Exercise goal: Quote all lines below exactly. Images stay out.

***** Provided material *****

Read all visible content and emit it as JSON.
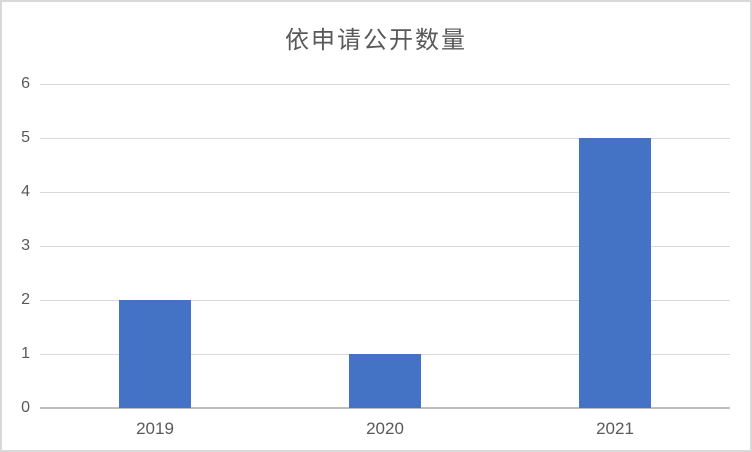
{
  "chart_data": {
    "type": "bar",
    "title": "依申请公开数量",
    "categories": [
      "2019",
      "2020",
      "2021"
    ],
    "values": [
      2,
      1,
      5
    ],
    "ylim": [
      0,
      6
    ],
    "ytick_interval": 1,
    "yticks": [
      0,
      1,
      2,
      3,
      4,
      5,
      6
    ],
    "xlabel": "",
    "ylabel": "",
    "grid": true,
    "legend": "none",
    "colors": {
      "bar": "#4472C4",
      "title_text": "#595959",
      "tick_text": "#595959",
      "gridline": "#D9D9D9",
      "axis_line": "#BFBFBF",
      "card_border": "#D9D9D9",
      "background": "#FFFFFF"
    }
  }
}
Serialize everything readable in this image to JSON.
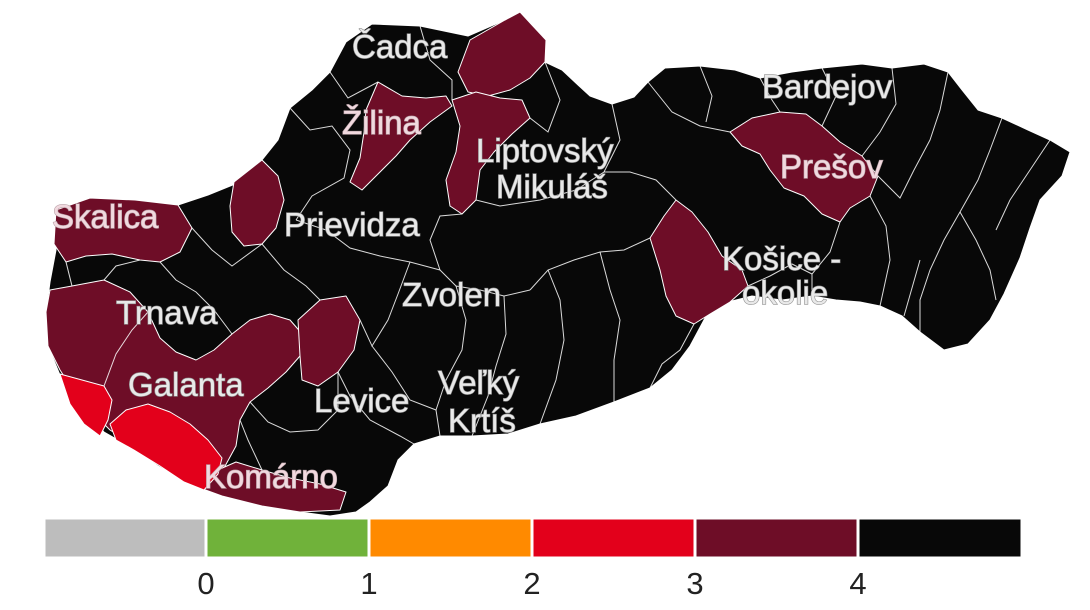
{
  "colors": {
    "no_data": "#bdbdbd",
    "level_0_1": "#70b23a",
    "level_1_2": "#ff8a00",
    "level_2_3": "#e3001b",
    "level_3_4": "#6e0d27",
    "level_4_plus": "#080808",
    "district_border": "#ffffff"
  },
  "map": {
    "labels": [
      {
        "id": "cadca",
        "text": "Čadca"
      },
      {
        "id": "zilina",
        "text": "Žilina"
      },
      {
        "id": "bardejov",
        "text": "Bardejov"
      },
      {
        "id": "liptovsky-1",
        "text": "Liptovský"
      },
      {
        "id": "liptovsky-2",
        "text": "Mikuláš"
      },
      {
        "id": "presov",
        "text": "Prešov"
      },
      {
        "id": "skalica",
        "text": "Skalica"
      },
      {
        "id": "prievidza",
        "text": "Prievidza"
      },
      {
        "id": "kosice-1",
        "text": "Košice -"
      },
      {
        "id": "kosice-2",
        "text": "okolie"
      },
      {
        "id": "zvolen",
        "text": "Zvolen"
      },
      {
        "id": "trnava",
        "text": "Trnava"
      },
      {
        "id": "galanta",
        "text": "Galanta"
      },
      {
        "id": "velky-1",
        "text": "Veľký"
      },
      {
        "id": "velky-2",
        "text": "Krtíš"
      },
      {
        "id": "levice",
        "text": "Levice"
      },
      {
        "id": "komarno",
        "text": "Komárno"
      }
    ]
  },
  "legend": {
    "segments": [
      {
        "name": "no-data",
        "color": "#bdbdbd"
      },
      {
        "name": "0-1",
        "color": "#70b23a"
      },
      {
        "name": "1-2",
        "color": "#ff8a00"
      },
      {
        "name": "2-3",
        "color": "#e3001b"
      },
      {
        "name": "3-4",
        "color": "#6e0d27"
      },
      {
        "name": "4-plus",
        "color": "#080808"
      }
    ],
    "ticks": [
      "0",
      "1",
      "2",
      "3",
      "4"
    ]
  }
}
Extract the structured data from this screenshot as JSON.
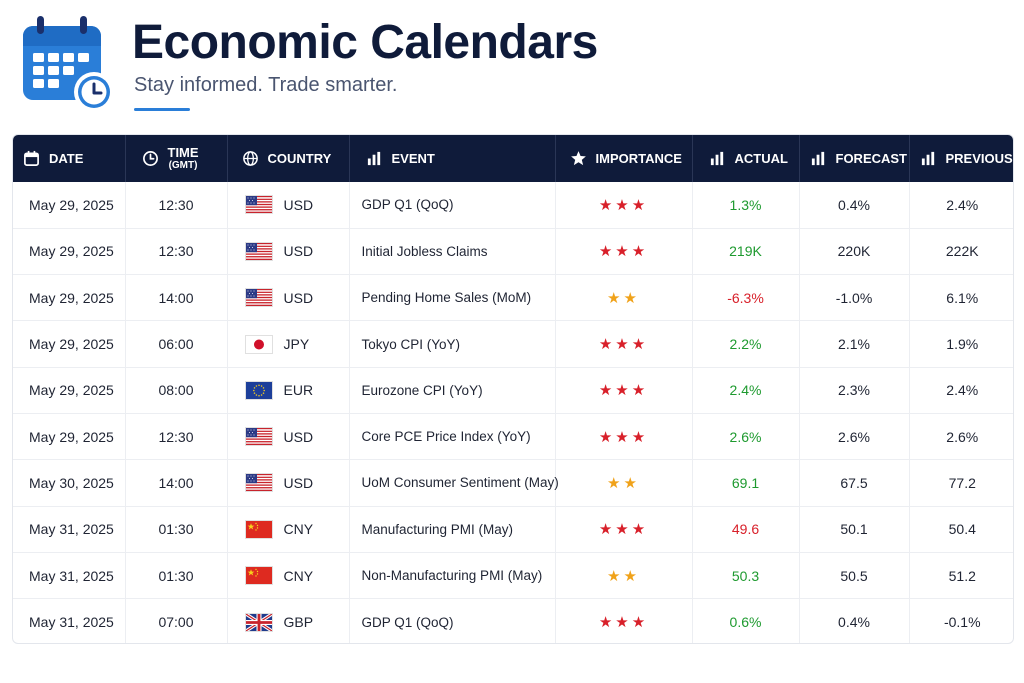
{
  "header": {
    "title": "Economic Calendars",
    "subtitle": "Stay informed. Trade smarter."
  },
  "colors": {
    "header_bg": "#0f1b3a",
    "accent": "#2a7ed8",
    "positive": "#1e9a2f",
    "negative": "#d8202a",
    "star_high": "#d8202a",
    "star_medium": "#f0a21a"
  },
  "table": {
    "columns": [
      {
        "label": "DATE",
        "icon": "calendar-icon"
      },
      {
        "label": "TIME",
        "sublabel": "(GMT)",
        "icon": "clock-icon"
      },
      {
        "label": "COUNTRY",
        "icon": "globe-icon"
      },
      {
        "label": "EVENT",
        "icon": "bar-chart-icon"
      },
      {
        "label": "IMPORTANCE",
        "icon": "star-icon"
      },
      {
        "label": "ACTUAL",
        "icon": "bar-chart-icon"
      },
      {
        "label": "FORECAST",
        "icon": "bar-chart-icon"
      },
      {
        "label": "PREVIOUS",
        "icon": "bar-chart-icon"
      }
    ],
    "rows": [
      {
        "date": "May 29, 2025",
        "time": "12:30",
        "flag": "us-flag",
        "country": "USD",
        "event": "GDP Q1 (QoQ)",
        "stars": "★★★",
        "importance": "high",
        "actual": "1.3%",
        "actual_trend": "pos",
        "forecast": "0.4%",
        "previous": "2.4%"
      },
      {
        "date": "May 29, 2025",
        "time": "12:30",
        "flag": "us-flag",
        "country": "USD",
        "event": "Initial Jobless Claims",
        "stars": "★★★",
        "importance": "high",
        "actual": "219K",
        "actual_trend": "pos",
        "forecast": "220K",
        "previous": "222K"
      },
      {
        "date": "May 29, 2025",
        "time": "14:00",
        "flag": "us-flag",
        "country": "USD",
        "event": "Pending Home Sales (MoM)",
        "stars": "★★",
        "importance": "medium",
        "actual": "-6.3%",
        "actual_trend": "neg",
        "forecast": "-1.0%",
        "previous": "6.1%"
      },
      {
        "date": "May 29, 2025",
        "time": "06:00",
        "flag": "jp-flag",
        "country": "JPY",
        "event": "Tokyo CPI (YoY)",
        "stars": "★★★",
        "importance": "high",
        "actual": "2.2%",
        "actual_trend": "pos",
        "forecast": "2.1%",
        "previous": "1.9%"
      },
      {
        "date": "May 29, 2025",
        "time": "08:00",
        "flag": "eu-flag",
        "country": "EUR",
        "event": "Eurozone CPI (YoY)",
        "stars": "★★★",
        "importance": "high",
        "actual": "2.4%",
        "actual_trend": "pos",
        "forecast": "2.3%",
        "previous": "2.4%"
      },
      {
        "date": "May 29, 2025",
        "time": "12:30",
        "flag": "us-flag",
        "country": "USD",
        "event": "Core PCE Price Index (YoY)",
        "stars": "★★★",
        "importance": "high",
        "actual": "2.6%",
        "actual_trend": "pos",
        "forecast": "2.6%",
        "previous": "2.6%"
      },
      {
        "date": "May 30, 2025",
        "time": "14:00",
        "flag": "us-flag",
        "country": "USD",
        "event": "UoM Consumer Sentiment (May)",
        "stars": "★★",
        "importance": "medium",
        "actual": "69.1",
        "actual_trend": "pos",
        "forecast": "67.5",
        "previous": "77.2"
      },
      {
        "date": "May 31, 2025",
        "time": "01:30",
        "flag": "cn-flag",
        "country": "CNY",
        "event": "Manufacturing PMI (May)",
        "stars": "★★★",
        "importance": "high",
        "actual": "49.6",
        "actual_trend": "neg",
        "forecast": "50.1",
        "previous": "50.4"
      },
      {
        "date": "May 31, 2025",
        "time": "01:30",
        "flag": "cn-flag",
        "country": "CNY",
        "event": "Non-Manufacturing PMI (May)",
        "stars": "★★",
        "importance": "medium",
        "actual": "50.3",
        "actual_trend": "pos",
        "forecast": "50.5",
        "previous": "51.2"
      },
      {
        "date": "May 31, 2025",
        "time": "07:00",
        "flag": "gb-flag",
        "country": "GBP",
        "event": "GDP Q1 (QoQ)",
        "stars": "★★★",
        "importance": "high",
        "actual": "0.6%",
        "actual_trend": "pos",
        "forecast": "0.4%",
        "previous": "-0.1%"
      }
    ]
  }
}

*****

Expected answer:
Read all visible content and emit it as JSON.
{
  "chart_data": {
    "type": "bar",
    "title": "依申请公开数量",
    "categories": [
      "2019",
      "2020",
      "2021"
    ],
    "values": [
      2,
      1,
      5
    ],
    "ylim": [
      0,
      6
    ],
    "ytick_interval": 1,
    "yticks": [
      0,
      1,
      2,
      3,
      4,
      5,
      6
    ],
    "xlabel": "",
    "ylabel": "",
    "grid": true,
    "legend": "none",
    "colors": {
      "bar": "#4472C4",
      "title_text": "#595959",
      "tick_text": "#595959",
      "gridline": "#D9D9D9",
      "axis_line": "#BFBFBF",
      "card_border": "#D9D9D9",
      "background": "#FFFFFF"
    }
  }
}
Serialize everything readable in this image to JSON.
{
  "colors": {
    "no_data": "#bdbdbd",
    "level_0_1": "#70b23a",
    "level_1_2": "#ff8a00",
    "level_2_3": "#e3001b",
    "level_3_4": "#6e0d27",
    "level_4_plus": "#080808",
    "district_border": "#ffffff"
  },
  "map": {
    "labels": [
      {
        "id": "cadca",
        "text": "Čadca"
      },
      {
        "id": "zilina",
        "text": "Žilina"
      },
      {
        "id": "bardejov",
        "text": "Bardejov"
      },
      {
        "id": "liptovsky-1",
        "text": "Liptovský"
      },
      {
        "id": "liptovsky-2",
        "text": "Mikuláš"
      },
      {
        "id": "presov",
        "text": "Prešov"
      },
      {
        "id": "skalica",
        "text": "Skalica"
      },
      {
        "id": "prievidza",
        "text": "Prievidza"
      },
      {
        "id": "kosice-1",
        "text": "Košice -"
      },
      {
        "id": "kosice-2",
        "text": "okolie"
      },
      {
        "id": "zvolen",
        "text": "Zvolen"
      },
      {
        "id": "trnava",
        "text": "Trnava"
      },
      {
        "id": "galanta",
        "text": "Galanta"
      },
      {
        "id": "velky-1",
        "text": "Veľký"
      },
      {
        "id": "velky-2",
        "text": "Krtíš"
      },
      {
        "id": "levice",
        "text": "Levice"
      },
      {
        "id": "komarno",
        "text": "Komárno"
      }
    ]
  },
  "legend": {
    "segments": [
      {
        "name": "no-data",
        "color": "#bdbdbd"
      },
      {
        "name": "0-1",
        "color": "#70b23a"
      },
      {
        "name": "1-2",
        "color": "#ff8a00"
      },
      {
        "name": "2-3",
        "color": "#e3001b"
      },
      {
        "name": "3-4",
        "color": "#6e0d27"
      },
      {
        "name": "4-plus",
        "color": "#080808"
      }
    ],
    "ticks": [
      "0",
      "1",
      "2",
      "3",
      "4"
    ]
  }
}
Extract the structured data from this screenshot as JSON.
{
  "header": {
    "title": "Economic Calendars",
    "subtitle": "Stay informed. Trade smarter."
  },
  "colors": {
    "header_bg": "#0f1b3a",
    "accent": "#2a7ed8",
    "positive": "#1e9a2f",
    "negative": "#d8202a",
    "star_high": "#d8202a",
    "star_medium": "#f0a21a"
  },
  "table": {
    "columns": [
      {
        "label": "DATE",
        "icon": "calendar-icon"
      },
      {
        "label": "TIME",
        "sublabel": "(GMT)",
        "icon": "clock-icon"
      },
      {
        "label": "COUNTRY",
        "icon": "globe-icon"
      },
      {
        "label": "EVENT",
        "icon": "bar-chart-icon"
      },
      {
        "label": "IMPORTANCE",
        "icon": "star-icon"
      },
      {
        "label": "ACTUAL",
        "icon": "bar-chart-icon"
      },
      {
        "label": "FORECAST",
        "icon": "bar-chart-icon"
      },
      {
        "label": "PREVIOUS",
        "icon": "bar-chart-icon"
      }
    ],
    "rows": [
      {
        "date": "May 29, 2025",
        "time": "12:30",
        "flag": "us-flag",
        "country": "USD",
        "event": "GDP Q1 (QoQ)",
        "stars": "★★★",
        "importance": "high",
        "actual": "1.3%",
        "actual_trend": "pos",
        "forecast": "0.4%",
        "previous": "2.4%"
      },
      {
        "date": "May 29, 2025",
        "time": "12:30",
        "flag": "us-flag",
        "country": "USD",
        "event": "Initial Jobless Claims",
        "stars": "★★★",
        "importance": "high",
        "actual": "219K",
        "actual_trend": "pos",
        "forecast": "220K",
        "previous": "222K"
      },
      {
        "date": "May 29, 2025",
        "time": "14:00",
        "flag": "us-flag",
        "country": "USD",
        "event": "Pending Home Sales (MoM)",
        "stars": "★★",
        "importance": "medium",
        "actual": "-6.3%",
        "actual_trend": "neg",
        "forecast": "-1.0%",
        "previous": "6.1%"
      },
      {
        "date": "May 29, 2025",
        "time": "06:00",
        "flag": "jp-flag",
        "country": "JPY",
        "event": "Tokyo CPI (YoY)",
        "stars": "★★★",
        "importance": "high",
        "actual": "2.2%",
        "actual_trend": "pos",
        "forecast": "2.1%",
        "previous": "1.9%"
      },
      {
        "date": "May 29, 2025",
        "time": "08:00",
        "flag": "eu-flag",
        "country": "EUR",
        "event": "Eurozone CPI (YoY)",
        "stars": "★★★",
        "importance": "high",
        "actual": "2.4%",
        "actual_trend": "pos",
        "forecast": "2.3%",
        "previous": "2.4%"
      },
      {
        "date": "May 29, 2025",
        "time": "12:30",
        "flag": "us-flag",
        "country": "USD",
        "event": "Core PCE Price Index (YoY)",
        "stars": "★★★",
        "importance": "high",
        "actual": "2.6%",
        "actual_trend": "pos",
        "forecast": "2.6%",
        "previous": "2.6%"
      },
      {
        "date": "May 30, 2025",
        "time": "14:00",
        "flag": "us-flag",
        "country": "USD",
        "event": "UoM Consumer Sentiment (May)",
        "stars": "★★",
        "importance": "medium",
        "actual": "69.1",
        "actual_trend": "pos",
        "forecast": "67.5",
        "previous": "77.2"
      },
      {
        "date": "May 31, 2025",
        "time": "01:30",
        "flag": "cn-flag",
        "country": "CNY",
        "event": "Manufacturing PMI (May)",
        "stars": "★★★",
        "importance": "high",
        "actual": "49.6",
        "actual_trend": "neg",
        "forecast": "50.1",
        "previous": "50.4"
      },
      {
        "date": "May 31, 2025",
        "time": "01:30",
        "flag": "cn-flag",
        "country": "CNY",
        "event": "Non-Manufacturing PMI (May)",
        "stars": "★★",
        "importance": "medium",
        "actual": "50.3",
        "actual_trend": "pos",
        "forecast": "50.5",
        "previous": "51.2"
      },
      {
        "date": "May 31, 2025",
        "time": "07:00",
        "flag": "gb-flag",
        "country": "GBP",
        "event": "GDP Q1 (QoQ)",
        "stars": "★★★",
        "importance": "high",
        "actual": "0.6%",
        "actual_trend": "pos",
        "forecast": "0.4%",
        "previous": "-0.1%"
      }
    ]
  }
}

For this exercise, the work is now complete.